[Start Provided data]

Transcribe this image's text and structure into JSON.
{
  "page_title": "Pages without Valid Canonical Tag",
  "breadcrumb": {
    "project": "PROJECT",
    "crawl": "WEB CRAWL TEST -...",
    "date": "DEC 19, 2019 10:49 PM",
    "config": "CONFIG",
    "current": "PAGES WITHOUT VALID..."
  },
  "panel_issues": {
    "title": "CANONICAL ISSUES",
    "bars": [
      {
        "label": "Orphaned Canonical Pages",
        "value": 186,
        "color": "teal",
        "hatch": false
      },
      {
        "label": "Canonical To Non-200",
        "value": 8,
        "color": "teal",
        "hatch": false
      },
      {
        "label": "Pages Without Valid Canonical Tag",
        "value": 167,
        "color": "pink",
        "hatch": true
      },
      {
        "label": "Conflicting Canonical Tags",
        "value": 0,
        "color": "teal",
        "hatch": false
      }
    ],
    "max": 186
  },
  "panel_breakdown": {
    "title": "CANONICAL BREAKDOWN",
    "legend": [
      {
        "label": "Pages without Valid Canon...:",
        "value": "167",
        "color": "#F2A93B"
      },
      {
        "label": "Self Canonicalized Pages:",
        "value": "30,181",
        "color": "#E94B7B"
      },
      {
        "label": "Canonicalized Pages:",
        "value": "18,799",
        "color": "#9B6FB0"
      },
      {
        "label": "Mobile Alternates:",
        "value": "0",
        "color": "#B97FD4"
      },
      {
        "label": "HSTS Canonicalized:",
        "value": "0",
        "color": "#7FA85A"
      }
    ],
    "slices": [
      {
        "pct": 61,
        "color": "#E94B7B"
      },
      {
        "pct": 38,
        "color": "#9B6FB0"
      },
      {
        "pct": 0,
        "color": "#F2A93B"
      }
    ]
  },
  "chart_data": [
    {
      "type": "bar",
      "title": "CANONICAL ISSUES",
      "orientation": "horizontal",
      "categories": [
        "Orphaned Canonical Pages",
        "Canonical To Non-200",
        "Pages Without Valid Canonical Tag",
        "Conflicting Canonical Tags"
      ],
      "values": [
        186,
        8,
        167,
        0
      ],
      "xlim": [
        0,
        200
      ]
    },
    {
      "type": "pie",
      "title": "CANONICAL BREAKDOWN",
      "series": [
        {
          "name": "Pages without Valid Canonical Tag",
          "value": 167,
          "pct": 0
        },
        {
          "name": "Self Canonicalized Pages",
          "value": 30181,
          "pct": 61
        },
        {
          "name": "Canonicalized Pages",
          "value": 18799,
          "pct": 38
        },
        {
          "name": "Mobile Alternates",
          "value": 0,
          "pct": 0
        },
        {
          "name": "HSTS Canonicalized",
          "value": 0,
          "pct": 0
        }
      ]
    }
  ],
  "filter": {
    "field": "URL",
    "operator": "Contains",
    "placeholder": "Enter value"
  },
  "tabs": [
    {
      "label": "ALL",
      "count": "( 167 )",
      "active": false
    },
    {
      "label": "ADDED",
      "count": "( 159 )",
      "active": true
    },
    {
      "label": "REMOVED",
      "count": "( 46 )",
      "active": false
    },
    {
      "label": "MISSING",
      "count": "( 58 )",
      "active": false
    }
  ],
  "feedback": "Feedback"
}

[End Provided data]

(What is required) Return every line holding the word "HSTS" from the records.

(Expected answer)
        "label": "HSTS Canonicalized:",
          "name": "HSTS Canonicalized",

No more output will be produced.